| Goal |
Return the count of lines that hold the string "සපයන", with no other words.

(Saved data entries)
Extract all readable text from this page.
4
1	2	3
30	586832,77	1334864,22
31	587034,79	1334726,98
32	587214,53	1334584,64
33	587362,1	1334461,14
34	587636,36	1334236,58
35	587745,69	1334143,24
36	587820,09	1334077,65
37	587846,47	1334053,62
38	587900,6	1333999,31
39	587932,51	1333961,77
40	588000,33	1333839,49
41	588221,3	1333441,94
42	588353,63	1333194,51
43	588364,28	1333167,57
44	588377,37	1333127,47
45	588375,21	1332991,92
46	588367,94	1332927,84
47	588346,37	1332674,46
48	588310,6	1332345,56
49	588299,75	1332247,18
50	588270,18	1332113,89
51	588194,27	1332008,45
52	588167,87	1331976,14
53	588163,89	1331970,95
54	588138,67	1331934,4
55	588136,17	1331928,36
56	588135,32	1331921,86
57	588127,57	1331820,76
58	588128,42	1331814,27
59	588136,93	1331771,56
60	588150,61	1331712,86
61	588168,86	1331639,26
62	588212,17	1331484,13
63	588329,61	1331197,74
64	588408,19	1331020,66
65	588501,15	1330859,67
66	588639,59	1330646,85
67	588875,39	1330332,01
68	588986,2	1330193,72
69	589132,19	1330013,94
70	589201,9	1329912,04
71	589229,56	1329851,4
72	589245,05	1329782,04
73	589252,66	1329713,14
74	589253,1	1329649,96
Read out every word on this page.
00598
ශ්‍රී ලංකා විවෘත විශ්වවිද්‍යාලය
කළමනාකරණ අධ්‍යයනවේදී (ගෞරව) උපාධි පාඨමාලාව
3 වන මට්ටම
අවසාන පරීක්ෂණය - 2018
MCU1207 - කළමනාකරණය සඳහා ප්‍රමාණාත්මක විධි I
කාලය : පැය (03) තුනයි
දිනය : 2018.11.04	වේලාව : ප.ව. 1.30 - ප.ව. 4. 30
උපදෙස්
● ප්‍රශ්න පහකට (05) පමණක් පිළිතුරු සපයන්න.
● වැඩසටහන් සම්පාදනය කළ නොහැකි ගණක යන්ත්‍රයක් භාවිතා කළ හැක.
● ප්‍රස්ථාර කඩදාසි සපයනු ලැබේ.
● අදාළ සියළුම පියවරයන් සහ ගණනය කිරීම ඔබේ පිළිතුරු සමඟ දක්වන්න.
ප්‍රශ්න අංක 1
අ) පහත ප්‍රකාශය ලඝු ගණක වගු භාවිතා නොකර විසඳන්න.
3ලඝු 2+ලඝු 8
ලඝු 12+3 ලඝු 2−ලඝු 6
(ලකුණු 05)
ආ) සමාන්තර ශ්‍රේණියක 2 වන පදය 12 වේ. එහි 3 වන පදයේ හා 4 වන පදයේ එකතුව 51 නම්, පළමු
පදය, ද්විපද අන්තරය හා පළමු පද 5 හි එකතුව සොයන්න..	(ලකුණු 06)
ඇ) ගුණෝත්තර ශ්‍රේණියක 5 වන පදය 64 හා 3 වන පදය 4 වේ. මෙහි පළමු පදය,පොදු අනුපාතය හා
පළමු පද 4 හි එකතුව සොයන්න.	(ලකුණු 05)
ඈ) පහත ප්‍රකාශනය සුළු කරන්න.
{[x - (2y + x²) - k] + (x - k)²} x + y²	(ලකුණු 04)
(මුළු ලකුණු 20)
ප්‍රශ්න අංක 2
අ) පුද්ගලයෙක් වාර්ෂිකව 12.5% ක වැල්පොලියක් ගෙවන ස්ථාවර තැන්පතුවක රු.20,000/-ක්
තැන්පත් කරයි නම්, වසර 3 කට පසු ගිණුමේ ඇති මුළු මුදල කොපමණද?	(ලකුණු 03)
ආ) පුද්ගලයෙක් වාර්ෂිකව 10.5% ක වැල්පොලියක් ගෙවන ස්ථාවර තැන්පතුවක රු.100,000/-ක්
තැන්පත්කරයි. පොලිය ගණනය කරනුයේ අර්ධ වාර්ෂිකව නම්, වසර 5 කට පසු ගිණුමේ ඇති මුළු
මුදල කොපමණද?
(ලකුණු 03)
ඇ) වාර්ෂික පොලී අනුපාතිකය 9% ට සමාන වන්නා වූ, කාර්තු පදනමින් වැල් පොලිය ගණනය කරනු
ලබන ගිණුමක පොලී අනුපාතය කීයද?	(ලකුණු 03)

| Solution for this exercise |
2